┌─ DATA RECORDS

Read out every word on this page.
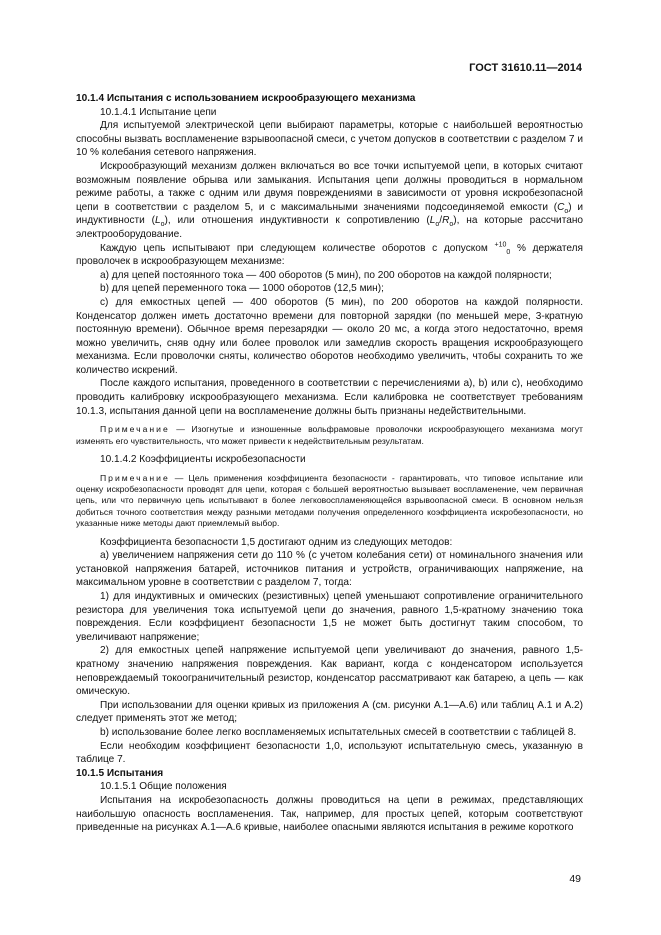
ГОСТ 31610.11—2014

10.1.4 Испытания с использованием искрообразующего механизма

10.1.4.1 Испытание цепи

Для испытуемой электрической цепи выбирают параметры, которые с наибольшей вероятностью способны вызвать воспламенение взрывоопасной смеси, с учетом допусков в соответствии с разделом 7 и 10 % колебания сетевого напряжения.

Искрообразующий механизм должен включаться во все точки испытуемой цепи, в которых считают возможным появление обрыва или замыкания. Испытания цепи должны проводиться в нормальном режиме работы, а также с одним или двумя повреждениями в зависимости от уровня искробезопасной цепи в соответствии с разделом 5, и с максимальными значениями подсоединяемой емкости $(C_o)$ и индуктивности $(L_o)$, или отношения индуктивности к сопротивлению $(L_o/R_o)$, на которые рассчитано электрооборудование.

Каждую цепь испытывают при следующем количестве оборотов с допуском $^{+10}_0$ % держателя проволочек в искрообразующем механизме:

а) для цепей постоянного тока — 400 оборотов (5 мин), по 200 оборотов на каждой полярности;

b) для цепей переменного тока — 1000 оборотов (12,5 мин);

c) для емкостных цепей — 400 оборотов (5 мин), по 200 оборотов на каждой полярности. Конденсатор должен иметь достаточно времени для повторной зарядки (по меньшей мере, 3-кратную постоянную времени). Обычное время перезарядки — около 20 мс, а когда этого недостаточно, время можно увеличить, сняв одну или более проволок или замедлив скорость вращения искрообразующего механизма. Если проволочки сняты, количество оборотов необходимо увеличить, чтобы сохранить то же количество искрений.

После каждого испытания, проведенного в соответствии с перечислениями а), b) или с), необходимо проводить калибровку искрообразующего механизма. Если калибровка не соответствует требованиям 10.1.3, испытания данной цепи на воспламенение должны быть признаны недействительными.

Примечание — Изогнутые и изношенные вольфрамовые проволочки искрообразующего механизма могут изменять его чувствительность, что может привести к недействительным результатам.

10.1.4.2 Коэффициенты искробезопасности

Примечание — Цель применения коэффициента безопасности - гарантировать, что типовое испытание или оценку искробезопасности проводят для цепи, которая с большей вероятностью вызывает воспламенение, чем первичная цепь, или что первичную цепь испытывают в более легковоспламеняющейся взрывоопасной смеси. В основном нельзя добиться точного соответствия между разными методами получения определенного коэффициента искробезопасности, но указанные ниже методы дают приемлемый выбор.

Коэффициента безопасности 1,5 достигают одним из следующих методов:

а) увеличением напряжения сети до 110 % (с учетом колебания сети) от номинального значения или установкой напряжения батарей, источников питания и устройств, ограничивающих напряжение, на максимальном уровне в соответствии с разделом 7, тогда:

1) для индуктивных и омических (резистивных) цепей уменьшают сопротивление ограничительного резистора для увеличения тока испытуемой цепи до значения, равного 1,5-кратному значению тока повреждения. Если коэффициент безопасности 1,5 не может быть достигнут таким способом, то увеличивают напряжение;

2) для емкостных цепей напряжение испытуемой цепи увеличивают до значения, равного 1,5-кратному значению напряжения повреждения. Как вариант, когда с конденсатором используется неповреждаемый токоограничительный резистор, конденсатор рассматривают как батарею, а цепь — как омическую.

При использовании для оценки кривых из приложения А (см. рисунки А.1—А.6) или таблиц А.1 и А.2) следует применять этот же метод;

b) использование более легко воспламеняемых испытательных смесей в соответствии с таблицей 8.

Если необходим коэффициент безопасности 1,0, используют испытательную смесь, указанную в таблице 7.

10.1.5 Испытания

10.1.5.1 Общие положения

Испытания на искробезопасность должны проводиться на цепи в режимах, представляющих наибольшую опасность воспламенения. Так, например, для простых цепей, которым соответствуют приведенные на рисунках А.1—А.6 кривые, наиболее опасными являются испытания в режиме короткого

49
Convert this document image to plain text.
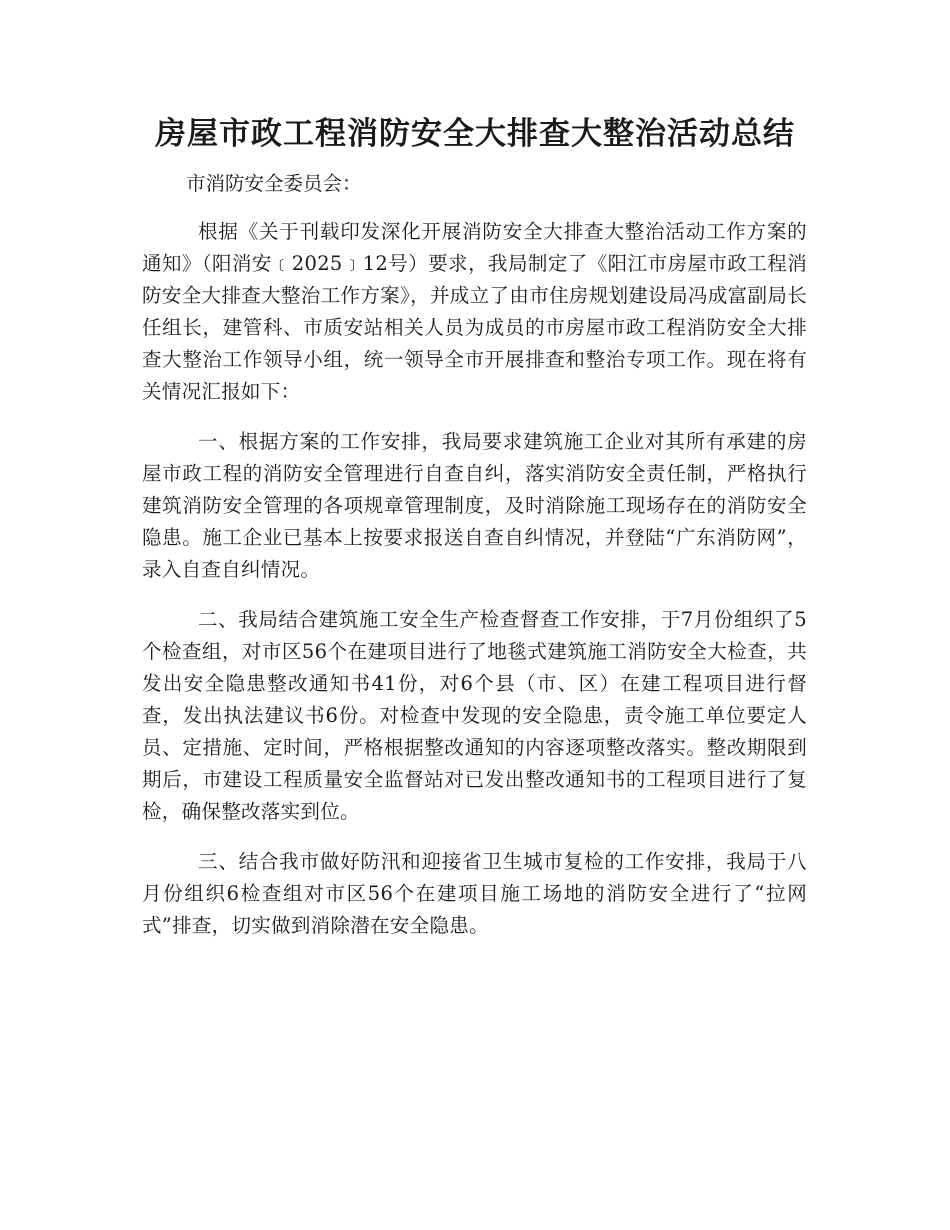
房屋市政工程消防安全大排查大整治活动总结

市消防安全委员会：

根据《关于刊载印发深化开展消防安全大排查大整治活动工作方案的通知》（阳消安﹝2025﹞12号）要求，我局制定了《阳江市房屋市政工程消防安全大排查大整治工作方案》，并成立了由市住房规划建设局冯成富副局长任组长，建管科、市质安站相关人员为成员的市房屋市政工程消防安全大排查大整治工作领导小组，统一领导全市开展排查和整治专项工作。现在将有关情况汇报如下：

一、根据方案的工作安排，我局要求建筑施工企业对其所有承建的房屋市政工程的消防安全管理进行自查自纠，落实消防安全责任制，严格执行建筑消防安全管理的各项规章管理制度，及时消除施工现场存在的消防安全隐患。施工企业已基本上按要求报送自查自纠情况，并登陆“广东消防网”，录入自查自纠情况。

二、我局结合建筑施工安全生产检查督查工作安排，于7月份组织了5个检查组，对市区56个在建项目进行了地毯式建筑施工消防安全大检查，共发出安全隐患整改通知书41份，对6个县（市、区）在建工程项目进行督查，发出执法建议书6份。对检查中发现的安全隐患，责令施工单位要定人员、定措施、定时间，严格根据整改通知的内容逐项整改落实。整改期限到期后，市建设工程质量安全监督站对已发出整改通知书的工程项目进行了复检，确保整改落实到位。

三、结合我市做好防汛和迎接省卫生城市复检的工作安排，我局于八月份组织6检查组对市区56个在建项目施工场地的消防安全进行了“拉网式”排查，切实做到消除潜在安全隐患。
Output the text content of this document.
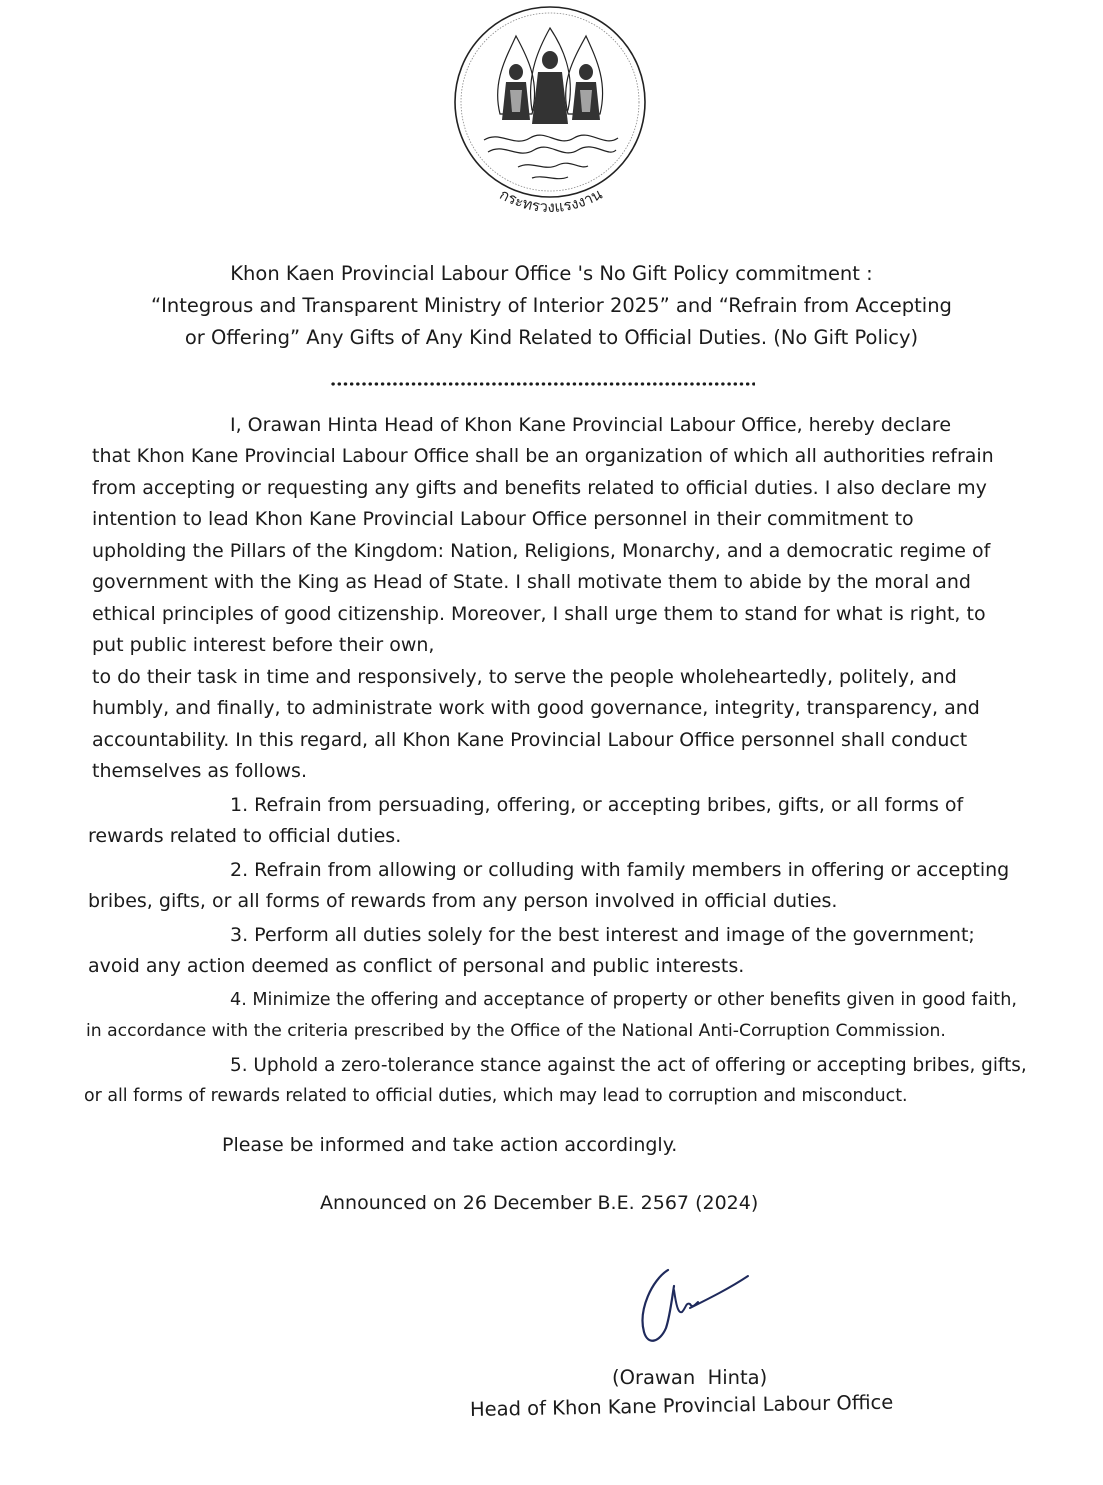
กระทรวงแรงงาน
Khon Kaen Provincial Labour Office 's No Gift Policy commitment :
“Integrous and Transparent Ministry of Interior 2025” and “Refrain from Accepting
or Offering” Any Gifts of Any Kind Related to Official Duties. (No Gift Policy)
I, Orawan Hinta Head of Khon Kane Provincial Labour Office, hereby declare
that Khon Kane Provincial Labour Office shall be an organization of which all authorities refrain
from accepting or requesting any gifts and benefits related to official duties. I also declare my
intention to lead Khon Kane Provincial Labour Office personnel in their commitment to
upholding the Pillars of the Kingdom: Nation, Religions, Monarchy, and a democratic regime of
government with the King as Head of State. I shall motivate them to abide by the moral and
ethical principles of good citizenship. Moreover, I shall urge them to stand for what is right, to
put public interest before their own,
to do their task in time and responsively, to serve the people wholeheartedly, politely, and
humbly, and finally, to administrate work with good governance, integrity, transparency, and
accountability. In this regard, all Khon Kane Provincial Labour Office personnel shall conduct
themselves as follows.
1. Refrain from persuading, offering, or accepting bribes, gifts, or all forms of
rewards related to official duties.
2. Refrain from allowing or colluding with family members in offering or accepting
bribes, gifts, or all forms of rewards from any person involved in official duties.
3. Perform all duties solely for the best interest and image of the government;
avoid any action deemed as conflict of personal and public interests.
4. Minimize the offering and acceptance of property or other benefits given in good faith,
in accordance with the criteria prescribed by the Office of the National Anti-Corruption Commission.
5. Uphold a zero-tolerance stance against the act of offering or accepting bribes, gifts,
or all forms of rewards related to official duties, which may lead to corruption and misconduct.
Please be informed and take action accordingly.
Announced on 26 December B.E. 2567 (2024)
(Orawan  Hinta)
Head of Khon Kane Provincial Labour Office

└─

**TASK DETAILS**
Quote every record above exactly, omitting any pictures they contain.

**SOLUTION TO THIS TASK**
Read out every word on this page.
ГОСТ 31610.11—2014

10.1.4 Испытания с использованием искрообразующего механизма

10.1.4.1 Испытание цепи

Для испытуемой электрической цепи выбирают параметры, которые с наибольшей вероятностью способны вызвать воспламенение взрывоопасной смеси, с учетом допусков в соответствии с разделом 7 и 10 % колебания сетевого напряжения.

Искрообразующий механизм должен включаться во все точки испытуемой цепи, в которых считают возможным появление обрыва или замыкания. Испытания цепи должны проводиться в нормальном режиме работы, а также с одним или двумя повреждениями в зависимости от уровня искробезопасной цепи в соответствии с разделом 5, и с максимальными значениями подсоединяемой емкости $(C_o)$ и индуктивности $(L_o)$, или отношения индуктивности к сопротивлению $(L_o/R_o)$, на которые рассчитано электрооборудование.

Каждую цепь испытывают при следующем количестве оборотов с допуском $^{+10}_0$ % держателя проволочек в искрообразующем механизме:

а) для цепей постоянного тока — 400 оборотов (5 мин), по 200 оборотов на каждой полярности;

b) для цепей переменного тока — 1000 оборотов (12,5 мин);

c) для емкостных цепей — 400 оборотов (5 мин), по 200 оборотов на каждой полярности. Конденсатор должен иметь достаточно времени для повторной зарядки (по меньшей мере, 3-кратную постоянную времени). Обычное время перезарядки — около 20 мс, а когда этого недостаточно, время можно увеличить, сняв одну или более проволок или замедлив скорость вращения искрообразующего механизма. Если проволочки сняты, количество оборотов необходимо увеличить, чтобы сохранить то же количество искрений.

После каждого испытания, проведенного в соответствии с перечислениями а), b) или с), необходимо проводить калибровку искрообразующего механизма. Если калибровка не соответствует требованиям 10.1.3, испытания данной цепи на воспламенение должны быть признаны недействительными.

Примечание — Изогнутые и изношенные вольфрамовые проволочки искрообразующего механизма могут изменять его чувствительность, что может привести к недействительным результатам.

10.1.4.2 Коэффициенты искробезопасности

Примечание — Цель применения коэффициента безопасности - гарантировать, что типовое испытание или оценку искробезопасности проводят для цепи, которая с большей вероятностью вызывает воспламенение, чем первичная цепь, или что первичную цепь испытывают в более легковоспламеняющейся взрывоопасной смеси. В основном нельзя добиться точного соответствия между разными методами получения определенного коэффициента искробезопасности, но указанные ниже методы дают приемлемый выбор.

Коэффициента безопасности 1,5 достигают одним из следующих методов:

а) увеличением напряжения сети до 110 % (с учетом колебания сети) от номинального значения или установкой напряжения батарей, источников питания и устройств, ограничивающих напряжение, на максимальном уровне в соответствии с разделом 7, тогда:

1) для индуктивных и омических (резистивных) цепей уменьшают сопротивление ограничительного резистора для увеличения тока испытуемой цепи до значения, равного 1,5-кратному значению тока повреждения. Если коэффициент безопасности 1,5 не может быть достигнут таким способом, то увеличивают напряжение;

2) для емкостных цепей напряжение испытуемой цепи увеличивают до значения, равного 1,5-кратному значению напряжения повреждения. Как вариант, когда с конденсатором используется неповреждаемый токоограничительный резистор, конденсатор рассматривают как батарею, а цепь — как омическую.

При использовании для оценки кривых из приложения А (см. рисунки А.1—А.6) или таблиц А.1 и А.2) следует применять этот же метод;

b) использование более легко воспламеняемых испытательных смесей в соответствии с таблицей 8.

Если необходим коэффициент безопасности 1,0, используют испытательную смесь, указанную в таблице 7.

10.1.5 Испытания

10.1.5.1 Общие положения

Испытания на искробезопасность должны проводиться на цепи в режимах, представляющих наибольшую опасность воспламенения. Так, например, для простых цепей, которым соответствуют приведенные на рисунках А.1—А.6 кривые, наиболее опасными являются испытания в режиме короткого

49
Convert this document image to plain text.
房屋市政工程消防安全大排查大整治活动总结

市消防安全委员会：

根据《关于刊载印发深化开展消防安全大排查大整治活动工作方案的通知》（阳消安﹝2025﹞12号）要求，我局制定了《阳江市房屋市政工程消防安全大排查大整治工作方案》，并成立了由市住房规划建设局冯成富副局长任组长，建管科、市质安站相关人员为成员的市房屋市政工程消防安全大排查大整治工作领导小组，统一领导全市开展排查和整治专项工作。现在将有关情况汇报如下：

一、根据方案的工作安排，我局要求建筑施工企业对其所有承建的房屋市政工程的消防安全管理进行自查自纠，落实消防安全责任制，严格执行建筑消防安全管理的各项规章管理制度，及时消除施工现场存在的消防安全隐患。施工企业已基本上按要求报送自查自纠情况，并登陆“广东消防网”，录入自查自纠情况。

二、我局结合建筑施工安全生产检查督查工作安排，于7月份组织了5个检查组，对市区56个在建项目进行了地毯式建筑施工消防安全大检查，共发出安全隐患整改通知书41份，对6个县（市、区）在建工程项目进行督查，发出执法建议书6份。对检查中发现的安全隐患，责令施工单位要定人员、定措施、定时间，严格根据整改通知的内容逐项整改落实。整改期限到期后，市建设工程质量安全监督站对已发出整改通知书的工程项目进行了复检，确保整改落实到位。

三、结合我市做好防汛和迎接省卫生城市复检的工作安排，我局于八月份组织6检查组对市区56个在建项目施工场地的消防安全进行了“拉网式”排查，切实做到消除潜在安全隐患。
Output the text content of this document.
กระทรวงแรงงาน
Khon Kaen Provincial Labour Office 's No Gift Policy commitment :
“Integrous and Transparent Ministry of Interior 2025” and “Refrain from Accepting
or Offering” Any Gifts of Any Kind Related to Official Duties. (No Gift Policy)
I, Orawan Hinta Head of Khon Kane Provincial Labour Office, hereby declare
that Khon Kane Provincial Labour Office shall be an organization of which all authorities refrain
from accepting or requesting any gifts and benefits related to official duties. I also declare my
intention to lead Khon Kane Provincial Labour Office personnel in their commitment to
upholding the Pillars of the Kingdom: Nation, Religions, Monarchy, and a democratic regime of
government with the King as Head of State. I shall motivate them to abide by the moral and
ethical principles of good citizenship. Moreover, I shall urge them to stand for what is right, to
put public interest before their own,
to do their task in time and responsively, to serve the people wholeheartedly, politely, and
humbly, and finally, to administrate work with good governance, integrity, transparency, and
accountability. In this regard, all Khon Kane Provincial Labour Office personnel shall conduct
themselves as follows.
1. Refrain from persuading, offering, or accepting bribes, gifts, or all forms of
rewards related to official duties.
2. Refrain from allowing or colluding with family members in offering or accepting
bribes, gifts, or all forms of rewards from any person involved in official duties.
3. Perform all duties solely for the best interest and image of the government;
avoid any action deemed as conflict of personal and public interests.
4. Minimize the offering and acceptance of property or other benefits given in good faith,
in accordance with the criteria prescribed by the Office of the National Anti-Corruption Commission.
5. Uphold a zero-tolerance stance against the act of offering or accepting bribes, gifts,
or all forms of rewards related to official duties, which may lead to corruption and misconduct.
Please be informed and take action accordingly.
Announced on 26 December B.E. 2567 (2024)
(Orawan  Hinta)
Head of Khon Kane Provincial Labour Office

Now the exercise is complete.